TASK GOAL
Reproduce each of the entries below verbatim, leaving the pictures out of your answer.
Begin MATERIAL SHOWN
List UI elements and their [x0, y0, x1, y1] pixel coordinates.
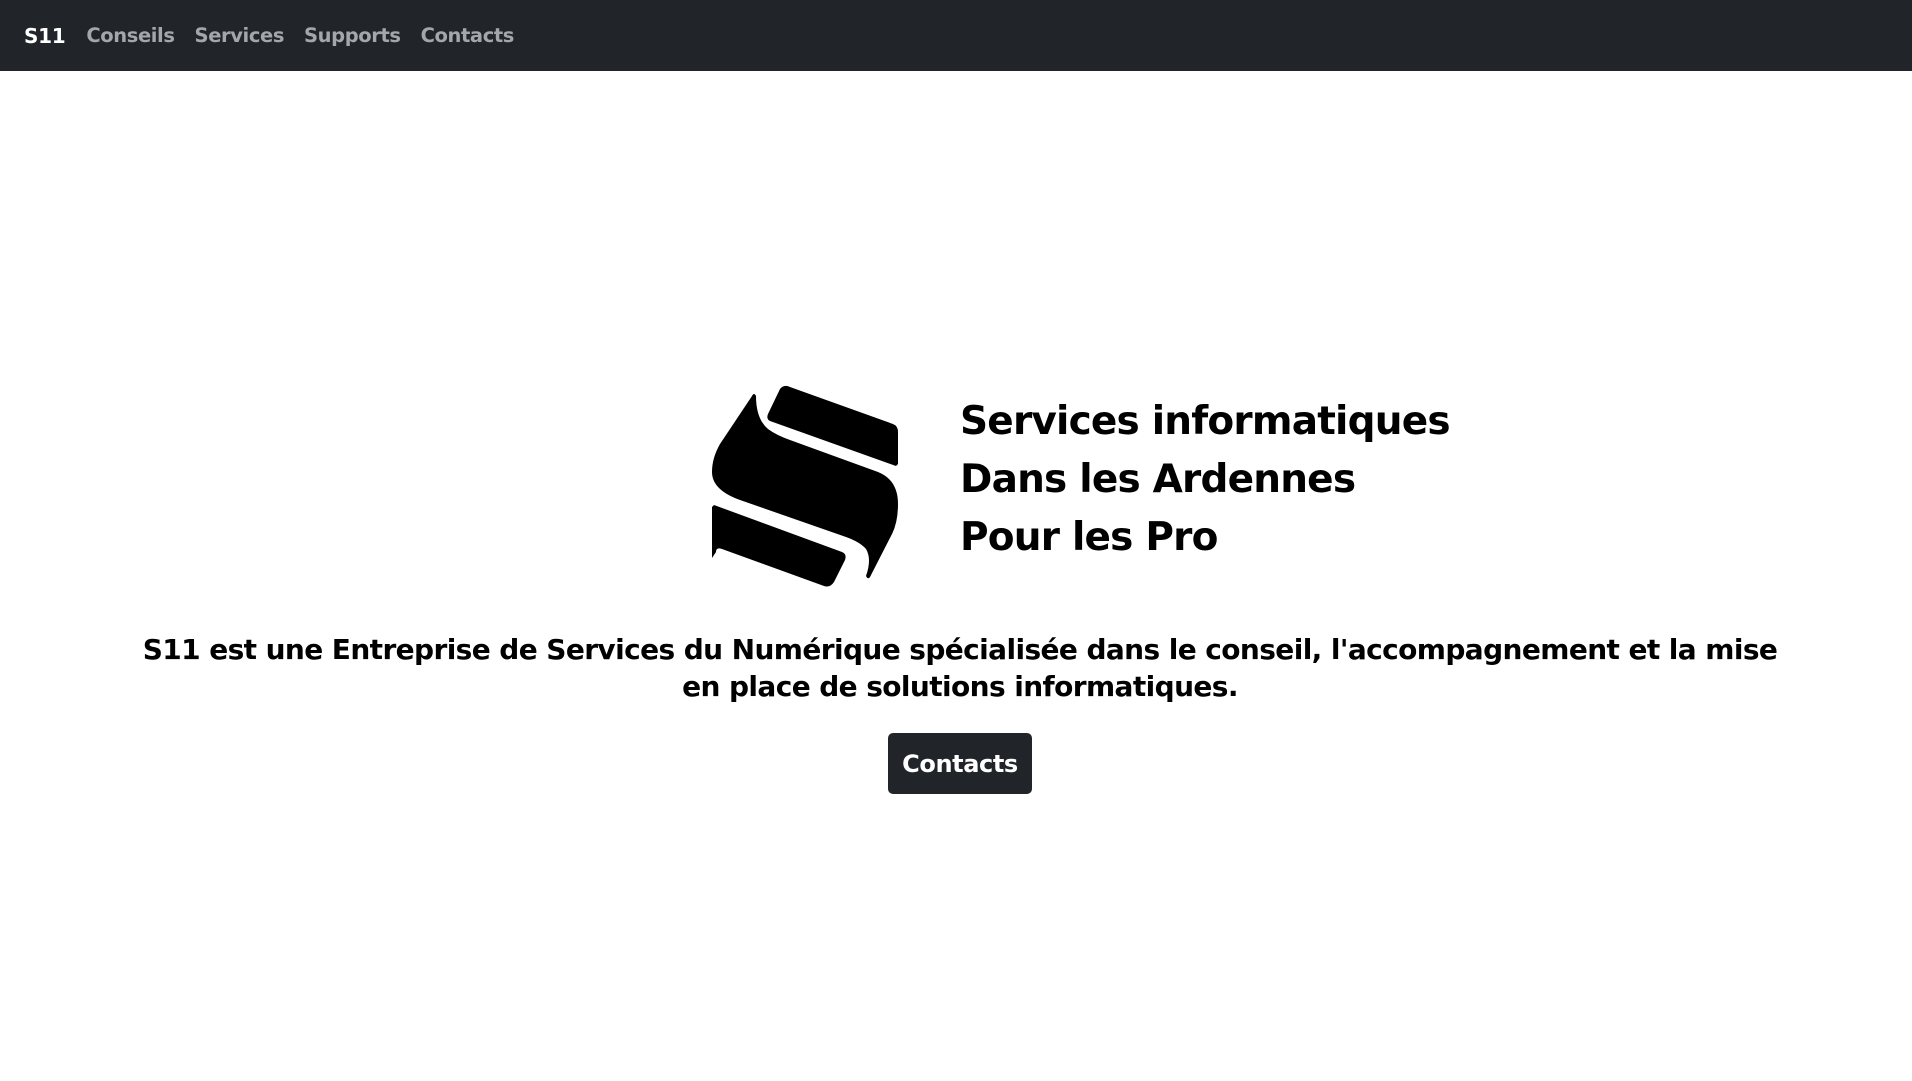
tagline-block: Services informatiques Dans les Ardennes… [960, 393, 1460, 567]
tagline-location: Dans les Ardennes [960, 457, 1356, 502]
tagline-audience: Pour les Pro [960, 515, 1218, 560]
nav-brand[interactable]: S11 [24, 24, 66, 48]
nav-link-conseils[interactable]: Conseils [86, 24, 175, 47]
company-description: S11 est une Entreprise de Services du Nu… [142, 633, 1778, 703]
hero-section: Services informatiques Dans les Ardennes… [0, 71, 1912, 1081]
tagline-services: Services informatiques [960, 399, 1451, 444]
nav-link-supports[interactable]: Supports [304, 24, 401, 47]
nav-link-contacts[interactable]: Contacts [421, 24, 515, 47]
nav-link-services[interactable]: Services [195, 24, 285, 47]
s11-logo-icon [712, 385, 898, 587]
contacts-button[interactable]: Contacts [888, 733, 1032, 794]
navbar: S11 Conseils Services Supports Contacts [0, 0, 1912, 71]
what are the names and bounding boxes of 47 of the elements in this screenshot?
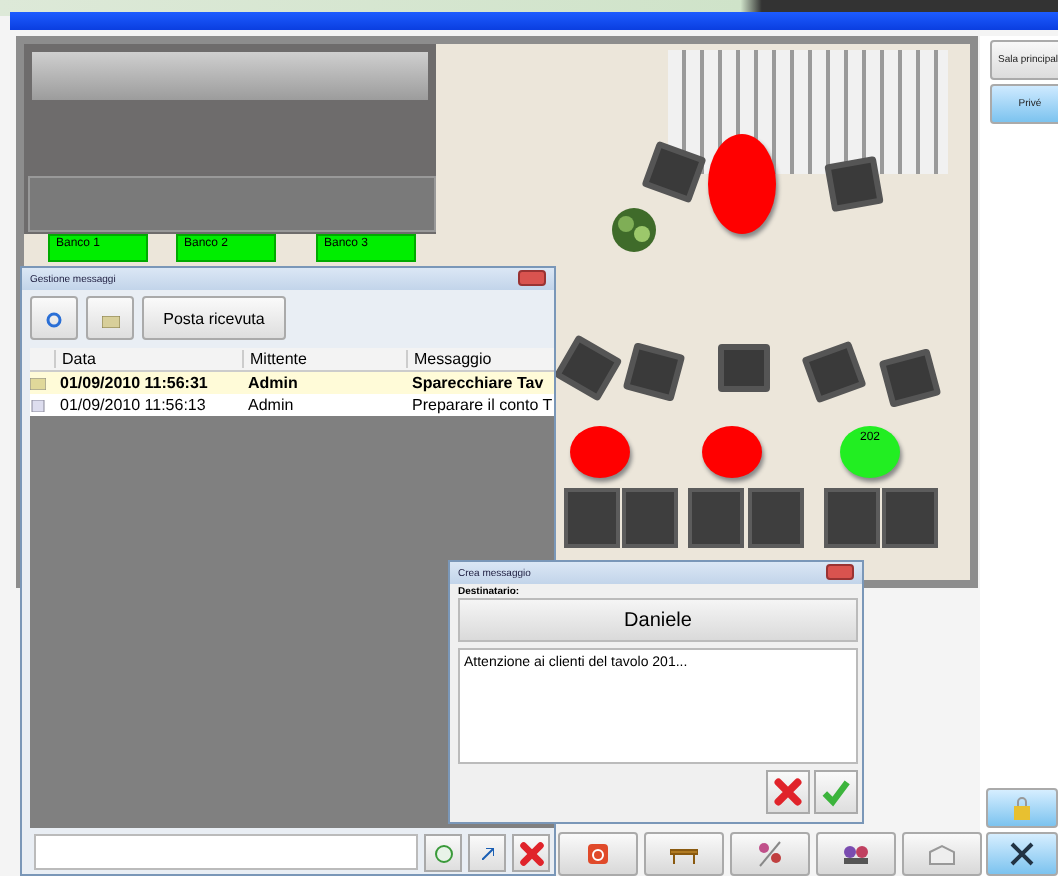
End MATERIAL SHOWN
FULL ANSWER
List UI elements and their [x0, y0, x1, y1] pixel coordinates.
tagline-block: Services informatiques Dans les Ardennes… [960, 393, 1460, 567]
tagline-location: Dans les Ardennes [960, 457, 1356, 502]
tagline-audience: Pour les Pro [960, 515, 1218, 560]
nav-brand[interactable]: S11 [24, 24, 66, 48]
nav-link-conseils[interactable]: Conseils [86, 24, 175, 47]
company-description: S11 est une Entreprise de Services du Nu… [142, 633, 1778, 703]
hero-section: Services informatiques Dans les Ardennes… [0, 71, 1912, 1081]
tagline-services: Services informatiques [960, 399, 1451, 444]
nav-link-supports[interactable]: Supports [304, 24, 401, 47]
nav-link-contacts[interactable]: Contacts [421, 24, 515, 47]
nav-link-services[interactable]: Services [195, 24, 285, 47]
s11-logo-icon [712, 385, 898, 587]
contacts-button[interactable]: Contacts [888, 733, 1032, 794]
navbar: S11 Conseils Services Supports Contacts [0, 0, 1912, 71]
what are the names and bounding boxes of 47 of the elements in this screenshot?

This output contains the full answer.